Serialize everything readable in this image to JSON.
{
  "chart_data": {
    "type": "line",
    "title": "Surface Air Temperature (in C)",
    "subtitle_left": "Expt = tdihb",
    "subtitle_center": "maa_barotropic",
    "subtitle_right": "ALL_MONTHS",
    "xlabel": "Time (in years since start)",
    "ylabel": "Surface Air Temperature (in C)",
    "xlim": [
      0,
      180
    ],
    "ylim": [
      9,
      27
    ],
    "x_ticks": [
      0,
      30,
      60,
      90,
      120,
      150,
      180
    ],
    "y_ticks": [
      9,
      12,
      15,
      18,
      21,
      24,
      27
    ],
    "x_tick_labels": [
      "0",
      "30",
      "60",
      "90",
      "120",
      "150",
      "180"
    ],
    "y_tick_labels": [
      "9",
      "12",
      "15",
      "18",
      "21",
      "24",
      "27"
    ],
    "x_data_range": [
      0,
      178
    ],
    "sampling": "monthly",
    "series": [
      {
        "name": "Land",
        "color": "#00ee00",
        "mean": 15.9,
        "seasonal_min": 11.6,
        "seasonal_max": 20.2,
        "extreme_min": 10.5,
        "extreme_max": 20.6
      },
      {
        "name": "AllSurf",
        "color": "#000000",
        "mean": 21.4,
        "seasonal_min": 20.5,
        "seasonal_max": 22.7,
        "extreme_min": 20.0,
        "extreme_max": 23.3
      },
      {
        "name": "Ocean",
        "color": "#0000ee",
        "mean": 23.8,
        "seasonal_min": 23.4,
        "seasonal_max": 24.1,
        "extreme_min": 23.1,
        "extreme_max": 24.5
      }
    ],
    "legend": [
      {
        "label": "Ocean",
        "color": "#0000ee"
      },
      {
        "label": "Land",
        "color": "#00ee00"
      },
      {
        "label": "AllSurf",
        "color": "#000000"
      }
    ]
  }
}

# # #

= What is being asked =
Retype the data in full and match it exactly.

= Answer below =
Serialize everything readable in this image to JSON.
{
  "chart_data": {
    "type": "line",
    "title": "Surface Air Temperature (in C)",
    "subtitle_left": "Expt = tdihb",
    "subtitle_center": "maa_barotropic",
    "subtitle_right": "ALL_MONTHS",
    "xlabel": "Time (in years since start)",
    "ylabel": "Surface Air Temperature (in C)",
    "xlim": [
      0,
      180
    ],
    "ylim": [
      9,
      27
    ],
    "x_ticks": [
      0,
      30,
      60,
      90,
      120,
      150,
      180
    ],
    "y_ticks": [
      9,
      12,
      15,
      18,
      21,
      24,
      27
    ],
    "x_tick_labels": [
      "0",
      "30",
      "60",
      "90",
      "120",
      "150",
      "180"
    ],
    "y_tick_labels": [
      "9",
      "12",
      "15",
      "18",
      "21",
      "24",
      "27"
    ],
    "x_data_range": [
      0,
      178
    ],
    "sampling": "monthly",
    "series": [
      {
        "name": "Land",
        "color": "#00ee00",
        "mean": 15.9,
        "seasonal_min": 11.6,
        "seasonal_max": 20.2,
        "extreme_min": 10.5,
        "extreme_max": 20.6
      },
      {
        "name": "AllSurf",
        "color": "#000000",
        "mean": 21.4,
        "seasonal_min": 20.5,
        "seasonal_max": 22.7,
        "extreme_min": 20.0,
        "extreme_max": 23.3
      },
      {
        "name": "Ocean",
        "color": "#0000ee",
        "mean": 23.8,
        "seasonal_min": 23.4,
        "seasonal_max": 24.1,
        "extreme_min": 23.1,
        "extreme_max": 24.5
      }
    ],
    "legend": [
      {
        "label": "Ocean",
        "color": "#0000ee"
      },
      {
        "label": "Land",
        "color": "#00ee00"
      },
      {
        "label": "AllSurf",
        "color": "#000000"
      }
    ]
  }
}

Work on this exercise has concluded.